Collection entries
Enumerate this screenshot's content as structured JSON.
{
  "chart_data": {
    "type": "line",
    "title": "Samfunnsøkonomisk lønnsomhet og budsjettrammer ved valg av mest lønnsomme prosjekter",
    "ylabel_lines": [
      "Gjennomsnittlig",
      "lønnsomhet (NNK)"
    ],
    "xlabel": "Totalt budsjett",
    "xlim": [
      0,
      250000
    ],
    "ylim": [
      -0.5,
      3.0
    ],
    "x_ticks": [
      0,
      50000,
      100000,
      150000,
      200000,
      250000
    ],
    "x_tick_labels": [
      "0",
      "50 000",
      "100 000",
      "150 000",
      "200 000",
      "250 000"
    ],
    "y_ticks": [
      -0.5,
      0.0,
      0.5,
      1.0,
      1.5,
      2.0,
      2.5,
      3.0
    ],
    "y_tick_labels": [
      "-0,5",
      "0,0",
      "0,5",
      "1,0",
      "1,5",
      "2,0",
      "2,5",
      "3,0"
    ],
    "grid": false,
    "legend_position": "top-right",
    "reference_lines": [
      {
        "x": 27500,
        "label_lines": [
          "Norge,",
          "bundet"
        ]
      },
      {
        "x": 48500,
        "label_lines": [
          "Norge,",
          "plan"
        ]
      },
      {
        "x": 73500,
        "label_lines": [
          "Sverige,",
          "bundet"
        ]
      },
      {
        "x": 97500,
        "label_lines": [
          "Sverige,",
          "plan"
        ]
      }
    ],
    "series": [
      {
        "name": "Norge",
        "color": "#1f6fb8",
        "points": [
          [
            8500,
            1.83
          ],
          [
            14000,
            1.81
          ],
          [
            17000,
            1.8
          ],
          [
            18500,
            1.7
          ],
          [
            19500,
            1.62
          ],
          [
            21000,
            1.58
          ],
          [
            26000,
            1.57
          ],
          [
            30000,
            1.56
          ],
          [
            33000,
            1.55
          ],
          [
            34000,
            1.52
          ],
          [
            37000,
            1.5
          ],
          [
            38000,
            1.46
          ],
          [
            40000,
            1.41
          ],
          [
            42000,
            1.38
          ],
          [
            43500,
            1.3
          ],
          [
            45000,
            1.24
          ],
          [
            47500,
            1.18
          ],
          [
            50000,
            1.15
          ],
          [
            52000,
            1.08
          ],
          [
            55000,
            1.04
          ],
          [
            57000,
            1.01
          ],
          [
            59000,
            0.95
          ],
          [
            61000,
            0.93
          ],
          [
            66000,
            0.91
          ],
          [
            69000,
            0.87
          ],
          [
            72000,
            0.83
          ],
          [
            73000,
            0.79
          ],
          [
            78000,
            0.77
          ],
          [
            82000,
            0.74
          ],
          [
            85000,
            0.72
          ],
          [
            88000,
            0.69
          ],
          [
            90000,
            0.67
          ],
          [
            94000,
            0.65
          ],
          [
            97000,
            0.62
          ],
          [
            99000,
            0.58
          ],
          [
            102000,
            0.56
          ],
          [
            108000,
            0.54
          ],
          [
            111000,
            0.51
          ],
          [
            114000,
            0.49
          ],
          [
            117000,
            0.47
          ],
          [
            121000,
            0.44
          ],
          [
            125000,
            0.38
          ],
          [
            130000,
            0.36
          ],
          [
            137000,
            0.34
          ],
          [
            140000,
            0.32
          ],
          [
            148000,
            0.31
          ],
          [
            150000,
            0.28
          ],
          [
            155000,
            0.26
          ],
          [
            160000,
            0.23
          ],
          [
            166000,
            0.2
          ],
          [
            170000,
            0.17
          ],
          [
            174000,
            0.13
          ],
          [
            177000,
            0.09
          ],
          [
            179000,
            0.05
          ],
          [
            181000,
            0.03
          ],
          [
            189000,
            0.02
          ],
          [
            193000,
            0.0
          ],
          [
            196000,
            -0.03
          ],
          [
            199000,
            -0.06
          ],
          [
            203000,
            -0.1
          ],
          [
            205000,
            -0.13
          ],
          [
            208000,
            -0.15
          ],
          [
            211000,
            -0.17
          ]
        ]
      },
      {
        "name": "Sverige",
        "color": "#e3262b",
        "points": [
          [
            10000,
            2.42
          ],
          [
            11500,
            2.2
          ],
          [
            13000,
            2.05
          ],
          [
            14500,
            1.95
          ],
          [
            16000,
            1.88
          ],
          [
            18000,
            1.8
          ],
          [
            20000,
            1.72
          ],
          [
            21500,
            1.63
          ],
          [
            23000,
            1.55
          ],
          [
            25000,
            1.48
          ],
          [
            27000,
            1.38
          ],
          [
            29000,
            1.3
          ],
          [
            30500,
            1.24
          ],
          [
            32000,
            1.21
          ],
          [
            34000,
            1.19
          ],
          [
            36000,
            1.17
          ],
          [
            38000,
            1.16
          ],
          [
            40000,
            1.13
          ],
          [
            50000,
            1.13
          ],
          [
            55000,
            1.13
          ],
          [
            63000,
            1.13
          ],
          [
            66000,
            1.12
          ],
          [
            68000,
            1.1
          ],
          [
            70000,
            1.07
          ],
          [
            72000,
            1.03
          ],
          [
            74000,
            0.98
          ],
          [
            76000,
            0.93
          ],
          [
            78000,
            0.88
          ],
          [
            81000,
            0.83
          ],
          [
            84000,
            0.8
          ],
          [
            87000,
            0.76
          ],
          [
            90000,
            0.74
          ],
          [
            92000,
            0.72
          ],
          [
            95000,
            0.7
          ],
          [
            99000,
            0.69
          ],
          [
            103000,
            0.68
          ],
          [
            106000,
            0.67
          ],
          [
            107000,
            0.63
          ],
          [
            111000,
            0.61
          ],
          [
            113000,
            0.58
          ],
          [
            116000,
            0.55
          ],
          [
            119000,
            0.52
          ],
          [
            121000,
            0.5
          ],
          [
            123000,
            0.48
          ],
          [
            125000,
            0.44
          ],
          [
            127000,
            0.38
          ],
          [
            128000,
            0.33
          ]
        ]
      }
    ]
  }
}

WHAT THE TASK ASKS
Check each line of the records for the word "lønnsomhet" and extract those that contain it.

THE SOLUTION
    "title": "Samfunnsøkonomisk lønnsomhet og budsjettrammer ved valg av mest lønnsomme prosjekter",
      "lønnsomhet (NNK)"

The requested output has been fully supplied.